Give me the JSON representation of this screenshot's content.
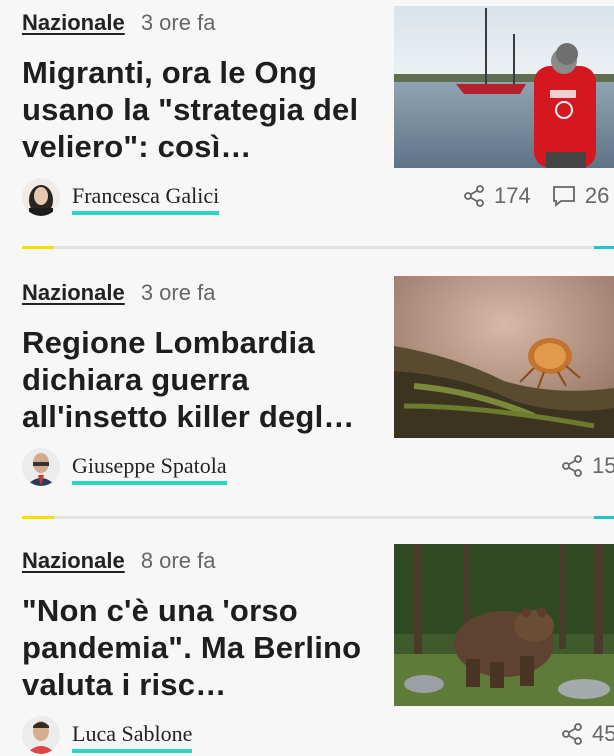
{
  "articles": [
    {
      "section": "Nazionale",
      "time": "3 ore fa",
      "title": "Migranti, ora le Ong usano la \"strategia del veliero\": così…",
      "author": "Francesca Galici",
      "shares": "174",
      "comments": "26",
      "image_icon": "sailboat-photo"
    },
    {
      "section": "Nazionale",
      "time": "3 ore fa",
      "title": "Regione Lombardia dichiara guerra all'insetto killer degl…",
      "author": "Giuseppe Spatola",
      "shares": "15",
      "image_icon": "insect-photo"
    },
    {
      "section": "Nazionale",
      "time": "8 ore fa",
      "title": "\"Non c'è una 'orso pandemia\". Ma Berlino valuta i risc…",
      "author": "Luca Sablone",
      "shares": "45",
      "image_icon": "bear-photo"
    }
  ],
  "colors": {
    "author_underline": "#2dd4bf",
    "divider_yellow": "#f5e100",
    "divider_cyan": "#22c5c7"
  },
  "icons": {
    "share": "share-icon",
    "comment": "comment-icon"
  }
}
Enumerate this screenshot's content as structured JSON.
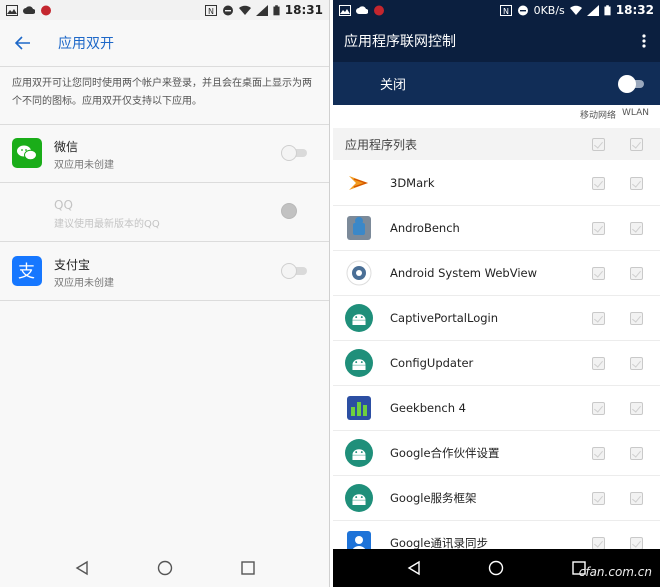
{
  "left": {
    "statusbar": {
      "time": "18:31"
    },
    "header": {
      "title": "应用双开"
    },
    "description": "应用双开可让您同时使用两个帐户来登录，并且会在桌面上显示为两个不同的图标。应用双开仅支持以下应用。",
    "apps": [
      {
        "name": "微信",
        "subtitle": "双应用未创建",
        "enabled": true,
        "icon": "wechat-icon",
        "color": "#1aad19"
      },
      {
        "name": "QQ",
        "subtitle": "建议使用最新版本的QQ",
        "enabled": false,
        "icon": "qq-icon"
      },
      {
        "name": "支付宝",
        "subtitle": "双应用未创建",
        "enabled": true,
        "icon": "alipay-icon",
        "color": "#1677ff"
      }
    ]
  },
  "right": {
    "statusbar": {
      "speed": "0KB/s",
      "time": "18:32"
    },
    "header": {
      "title": "应用程序联网控制"
    },
    "master": {
      "label": "关闭"
    },
    "columns": {
      "mobile": "移动网络",
      "wlan": "WLAN"
    },
    "list_header": "应用程序列表",
    "apps": [
      {
        "name": "3DMark",
        "icon": "3dmark-icon"
      },
      {
        "name": "AndroBench",
        "icon": "androbench-icon"
      },
      {
        "name": "Android System WebView",
        "icon": "webview-gear-icon"
      },
      {
        "name": "CaptivePortalLogin",
        "icon": "android-icon"
      },
      {
        "name": "ConfigUpdater",
        "icon": "android-icon"
      },
      {
        "name": "Geekbench 4",
        "icon": "geekbench-icon"
      },
      {
        "name": "Google合作伙伴设置",
        "icon": "android-icon"
      },
      {
        "name": "Google服务框架",
        "icon": "android-icon"
      },
      {
        "name": "Google通讯录同步",
        "icon": "contacts-icon"
      }
    ],
    "watermark": "cfan.com.cn"
  },
  "colors": {
    "accent": "#1e68c8",
    "dark_header": "#0b1f3f",
    "close_bar": "#112d57"
  }
}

★ ★ ★ ★

* **WHAT IS REQUIRED**: Search the listing for the string "photo". Copy each line where it turns up.

* **THE RESULT**:
      "image_icon": "sailboat-photo"
      "image_icon": "insect-photo"
      "image_icon": "bear-photo"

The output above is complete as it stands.